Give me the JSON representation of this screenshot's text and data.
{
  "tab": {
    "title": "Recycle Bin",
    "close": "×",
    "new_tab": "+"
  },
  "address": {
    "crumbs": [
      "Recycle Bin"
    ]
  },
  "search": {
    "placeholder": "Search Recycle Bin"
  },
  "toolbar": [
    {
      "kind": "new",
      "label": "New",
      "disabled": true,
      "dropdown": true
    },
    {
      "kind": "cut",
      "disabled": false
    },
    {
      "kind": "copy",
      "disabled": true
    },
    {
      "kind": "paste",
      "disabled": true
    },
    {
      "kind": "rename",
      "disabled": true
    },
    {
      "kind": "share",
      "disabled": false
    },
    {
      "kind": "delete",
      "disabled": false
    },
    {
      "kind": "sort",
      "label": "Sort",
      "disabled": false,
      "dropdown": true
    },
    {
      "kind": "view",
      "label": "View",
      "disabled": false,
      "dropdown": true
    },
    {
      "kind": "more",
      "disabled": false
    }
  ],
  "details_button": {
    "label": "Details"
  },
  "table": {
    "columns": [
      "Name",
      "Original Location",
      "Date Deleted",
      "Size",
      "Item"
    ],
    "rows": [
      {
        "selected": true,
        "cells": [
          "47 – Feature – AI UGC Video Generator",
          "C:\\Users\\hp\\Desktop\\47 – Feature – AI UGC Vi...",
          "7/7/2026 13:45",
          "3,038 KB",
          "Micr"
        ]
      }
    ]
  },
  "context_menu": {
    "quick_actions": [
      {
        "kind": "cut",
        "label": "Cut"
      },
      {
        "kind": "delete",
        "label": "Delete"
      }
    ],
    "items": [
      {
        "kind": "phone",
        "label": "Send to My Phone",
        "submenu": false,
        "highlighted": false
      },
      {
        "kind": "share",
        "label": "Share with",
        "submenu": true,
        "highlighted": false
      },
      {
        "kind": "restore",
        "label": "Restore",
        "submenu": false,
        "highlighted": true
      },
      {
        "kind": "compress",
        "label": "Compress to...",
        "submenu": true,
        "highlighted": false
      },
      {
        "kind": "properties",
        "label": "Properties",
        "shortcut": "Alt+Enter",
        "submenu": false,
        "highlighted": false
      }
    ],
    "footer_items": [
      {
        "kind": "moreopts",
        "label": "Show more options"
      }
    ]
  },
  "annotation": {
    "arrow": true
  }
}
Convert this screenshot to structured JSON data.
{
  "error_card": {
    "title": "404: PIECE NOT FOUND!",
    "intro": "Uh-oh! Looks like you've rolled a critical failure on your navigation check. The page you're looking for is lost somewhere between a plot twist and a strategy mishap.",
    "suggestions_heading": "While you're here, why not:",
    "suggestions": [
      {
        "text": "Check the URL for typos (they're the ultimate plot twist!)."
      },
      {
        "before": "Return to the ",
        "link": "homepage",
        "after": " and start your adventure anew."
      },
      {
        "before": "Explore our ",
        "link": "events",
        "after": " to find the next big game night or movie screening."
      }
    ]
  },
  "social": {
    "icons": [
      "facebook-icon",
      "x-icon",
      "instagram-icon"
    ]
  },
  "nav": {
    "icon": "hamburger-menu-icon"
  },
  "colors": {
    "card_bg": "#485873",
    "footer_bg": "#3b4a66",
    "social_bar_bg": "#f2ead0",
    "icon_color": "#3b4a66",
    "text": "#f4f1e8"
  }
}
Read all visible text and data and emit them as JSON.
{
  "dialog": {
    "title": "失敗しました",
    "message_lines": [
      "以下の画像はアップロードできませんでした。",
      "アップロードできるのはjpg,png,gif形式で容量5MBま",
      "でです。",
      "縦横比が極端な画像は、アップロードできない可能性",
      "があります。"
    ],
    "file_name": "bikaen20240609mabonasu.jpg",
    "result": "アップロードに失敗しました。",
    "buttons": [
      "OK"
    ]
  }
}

◆ ◆ ◆ ◆ ◆

Identify the lines in the records above that contain the word "title", then state how many there are and nothing more.

» **THE OUTPUT**:
3